__The request__
Locate each line in the records containing "United". Copy it.
— Start —
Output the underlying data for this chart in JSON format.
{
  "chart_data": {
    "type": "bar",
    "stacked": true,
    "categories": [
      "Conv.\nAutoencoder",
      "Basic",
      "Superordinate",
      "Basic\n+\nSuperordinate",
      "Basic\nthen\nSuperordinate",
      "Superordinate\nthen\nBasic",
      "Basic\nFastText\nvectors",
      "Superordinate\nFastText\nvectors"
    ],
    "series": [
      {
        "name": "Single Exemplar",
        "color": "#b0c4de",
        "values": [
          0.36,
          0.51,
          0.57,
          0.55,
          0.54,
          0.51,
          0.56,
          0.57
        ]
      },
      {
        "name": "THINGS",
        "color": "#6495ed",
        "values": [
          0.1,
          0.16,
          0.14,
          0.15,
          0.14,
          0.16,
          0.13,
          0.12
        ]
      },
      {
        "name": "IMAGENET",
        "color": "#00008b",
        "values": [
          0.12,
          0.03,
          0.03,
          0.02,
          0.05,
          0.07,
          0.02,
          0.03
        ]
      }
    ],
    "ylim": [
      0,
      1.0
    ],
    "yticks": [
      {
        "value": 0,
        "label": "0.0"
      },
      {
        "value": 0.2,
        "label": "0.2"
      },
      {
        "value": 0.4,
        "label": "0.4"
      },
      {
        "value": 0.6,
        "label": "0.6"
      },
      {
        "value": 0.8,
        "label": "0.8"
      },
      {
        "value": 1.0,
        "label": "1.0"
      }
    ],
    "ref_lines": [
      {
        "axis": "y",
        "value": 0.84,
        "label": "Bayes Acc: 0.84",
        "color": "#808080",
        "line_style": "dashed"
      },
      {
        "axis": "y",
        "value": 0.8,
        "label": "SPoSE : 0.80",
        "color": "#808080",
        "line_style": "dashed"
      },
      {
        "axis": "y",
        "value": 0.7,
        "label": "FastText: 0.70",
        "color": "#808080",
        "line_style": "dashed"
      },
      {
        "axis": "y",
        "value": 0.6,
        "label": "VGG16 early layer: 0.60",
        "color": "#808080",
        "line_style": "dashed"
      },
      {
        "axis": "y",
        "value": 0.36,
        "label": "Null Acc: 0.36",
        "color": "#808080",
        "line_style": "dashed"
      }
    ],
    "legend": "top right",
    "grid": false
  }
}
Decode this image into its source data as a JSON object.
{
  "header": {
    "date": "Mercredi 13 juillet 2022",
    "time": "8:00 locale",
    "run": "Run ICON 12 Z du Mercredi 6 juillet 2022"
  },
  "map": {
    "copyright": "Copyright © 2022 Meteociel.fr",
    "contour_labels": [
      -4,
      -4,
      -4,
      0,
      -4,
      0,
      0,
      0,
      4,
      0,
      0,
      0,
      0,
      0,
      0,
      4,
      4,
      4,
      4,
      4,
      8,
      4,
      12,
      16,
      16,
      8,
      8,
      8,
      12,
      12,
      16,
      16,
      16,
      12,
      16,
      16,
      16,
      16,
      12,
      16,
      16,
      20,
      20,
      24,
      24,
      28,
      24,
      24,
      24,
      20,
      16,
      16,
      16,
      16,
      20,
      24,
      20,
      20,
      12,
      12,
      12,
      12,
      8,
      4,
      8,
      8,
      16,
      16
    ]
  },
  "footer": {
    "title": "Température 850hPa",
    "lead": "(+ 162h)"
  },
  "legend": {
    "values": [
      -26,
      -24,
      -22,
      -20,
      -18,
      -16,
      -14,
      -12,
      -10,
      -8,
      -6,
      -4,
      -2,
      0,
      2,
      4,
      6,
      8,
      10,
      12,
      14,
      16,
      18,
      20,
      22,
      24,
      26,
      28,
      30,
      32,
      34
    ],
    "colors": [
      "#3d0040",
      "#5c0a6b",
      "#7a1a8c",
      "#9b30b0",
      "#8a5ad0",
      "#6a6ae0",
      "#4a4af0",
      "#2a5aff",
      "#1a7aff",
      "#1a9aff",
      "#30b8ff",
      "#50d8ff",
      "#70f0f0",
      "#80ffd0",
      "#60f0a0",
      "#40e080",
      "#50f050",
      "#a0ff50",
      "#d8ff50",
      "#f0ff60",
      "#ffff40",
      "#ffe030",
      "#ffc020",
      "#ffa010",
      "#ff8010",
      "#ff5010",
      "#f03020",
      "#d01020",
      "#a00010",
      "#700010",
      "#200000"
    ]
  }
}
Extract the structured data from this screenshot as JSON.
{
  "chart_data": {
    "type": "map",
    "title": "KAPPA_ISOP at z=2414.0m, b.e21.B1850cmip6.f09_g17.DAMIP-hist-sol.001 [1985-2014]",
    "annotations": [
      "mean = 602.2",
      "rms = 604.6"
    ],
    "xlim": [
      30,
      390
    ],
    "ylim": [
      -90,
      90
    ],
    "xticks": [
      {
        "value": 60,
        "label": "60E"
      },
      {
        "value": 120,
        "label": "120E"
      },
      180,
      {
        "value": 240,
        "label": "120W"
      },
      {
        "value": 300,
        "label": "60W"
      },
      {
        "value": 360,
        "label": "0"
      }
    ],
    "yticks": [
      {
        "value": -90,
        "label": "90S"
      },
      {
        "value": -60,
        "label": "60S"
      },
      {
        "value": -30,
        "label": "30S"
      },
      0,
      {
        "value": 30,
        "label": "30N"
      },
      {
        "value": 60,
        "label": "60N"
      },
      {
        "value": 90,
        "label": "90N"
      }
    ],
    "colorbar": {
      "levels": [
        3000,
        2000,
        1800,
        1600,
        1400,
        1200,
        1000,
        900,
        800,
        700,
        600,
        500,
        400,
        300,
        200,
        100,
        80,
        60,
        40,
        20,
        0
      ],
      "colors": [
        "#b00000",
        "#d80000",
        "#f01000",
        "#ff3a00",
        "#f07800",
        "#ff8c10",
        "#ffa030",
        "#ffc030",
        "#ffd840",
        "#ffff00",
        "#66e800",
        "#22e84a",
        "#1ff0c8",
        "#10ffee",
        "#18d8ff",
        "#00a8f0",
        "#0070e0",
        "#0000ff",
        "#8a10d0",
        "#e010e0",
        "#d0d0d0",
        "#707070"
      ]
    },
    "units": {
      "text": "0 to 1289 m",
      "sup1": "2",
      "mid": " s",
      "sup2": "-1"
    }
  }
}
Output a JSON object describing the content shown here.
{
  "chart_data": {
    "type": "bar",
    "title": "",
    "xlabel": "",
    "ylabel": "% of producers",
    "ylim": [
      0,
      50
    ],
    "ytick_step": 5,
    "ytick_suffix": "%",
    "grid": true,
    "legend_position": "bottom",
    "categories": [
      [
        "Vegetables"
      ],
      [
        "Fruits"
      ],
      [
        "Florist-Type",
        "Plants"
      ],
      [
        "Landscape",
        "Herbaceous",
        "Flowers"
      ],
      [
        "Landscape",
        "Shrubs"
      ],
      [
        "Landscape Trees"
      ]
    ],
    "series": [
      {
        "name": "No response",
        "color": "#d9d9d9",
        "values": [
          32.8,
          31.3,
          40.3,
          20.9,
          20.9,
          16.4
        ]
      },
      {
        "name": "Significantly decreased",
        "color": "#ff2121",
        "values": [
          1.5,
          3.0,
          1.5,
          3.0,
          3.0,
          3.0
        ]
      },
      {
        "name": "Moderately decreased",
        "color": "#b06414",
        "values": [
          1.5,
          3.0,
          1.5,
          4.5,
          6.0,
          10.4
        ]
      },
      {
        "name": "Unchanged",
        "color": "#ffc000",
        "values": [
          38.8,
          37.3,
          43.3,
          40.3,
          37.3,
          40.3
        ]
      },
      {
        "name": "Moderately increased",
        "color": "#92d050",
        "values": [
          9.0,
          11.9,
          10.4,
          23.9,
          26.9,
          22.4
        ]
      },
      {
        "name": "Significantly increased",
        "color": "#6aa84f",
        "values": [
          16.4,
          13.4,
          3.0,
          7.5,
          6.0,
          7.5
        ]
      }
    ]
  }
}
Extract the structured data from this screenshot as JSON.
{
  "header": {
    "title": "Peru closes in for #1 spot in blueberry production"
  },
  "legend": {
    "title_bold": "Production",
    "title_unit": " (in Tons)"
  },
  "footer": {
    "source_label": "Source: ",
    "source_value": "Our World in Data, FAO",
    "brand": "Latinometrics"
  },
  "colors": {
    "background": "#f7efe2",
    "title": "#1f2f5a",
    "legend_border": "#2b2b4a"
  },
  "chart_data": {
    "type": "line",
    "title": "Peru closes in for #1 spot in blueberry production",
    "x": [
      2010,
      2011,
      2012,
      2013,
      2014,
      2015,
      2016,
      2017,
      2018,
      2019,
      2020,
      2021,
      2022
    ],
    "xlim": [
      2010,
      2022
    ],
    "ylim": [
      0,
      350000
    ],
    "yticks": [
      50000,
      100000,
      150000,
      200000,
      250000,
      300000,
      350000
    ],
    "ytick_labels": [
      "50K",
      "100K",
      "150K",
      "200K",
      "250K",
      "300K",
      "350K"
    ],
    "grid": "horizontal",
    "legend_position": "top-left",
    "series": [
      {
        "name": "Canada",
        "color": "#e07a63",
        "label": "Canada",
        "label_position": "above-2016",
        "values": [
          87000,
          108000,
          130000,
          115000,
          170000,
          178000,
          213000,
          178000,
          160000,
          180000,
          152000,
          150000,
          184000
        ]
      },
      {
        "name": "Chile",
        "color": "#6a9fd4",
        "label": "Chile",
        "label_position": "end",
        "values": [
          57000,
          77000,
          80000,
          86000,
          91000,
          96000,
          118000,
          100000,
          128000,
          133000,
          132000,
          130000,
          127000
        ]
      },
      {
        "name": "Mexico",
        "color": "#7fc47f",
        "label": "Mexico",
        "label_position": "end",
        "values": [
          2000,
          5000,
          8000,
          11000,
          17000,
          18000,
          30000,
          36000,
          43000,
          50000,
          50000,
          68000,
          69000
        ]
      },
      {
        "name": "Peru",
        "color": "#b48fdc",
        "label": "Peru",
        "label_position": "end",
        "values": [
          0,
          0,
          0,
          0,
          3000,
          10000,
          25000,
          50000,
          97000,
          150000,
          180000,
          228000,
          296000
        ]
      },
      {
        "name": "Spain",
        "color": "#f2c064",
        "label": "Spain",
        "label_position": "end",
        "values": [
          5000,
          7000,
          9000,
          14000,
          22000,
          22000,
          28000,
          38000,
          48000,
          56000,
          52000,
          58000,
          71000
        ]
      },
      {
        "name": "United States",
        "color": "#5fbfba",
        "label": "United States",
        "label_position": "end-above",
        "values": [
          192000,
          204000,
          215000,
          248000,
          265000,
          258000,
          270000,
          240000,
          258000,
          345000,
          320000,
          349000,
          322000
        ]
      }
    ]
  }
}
— End —
__Result__
        "name": "United States",
        "label": "United States",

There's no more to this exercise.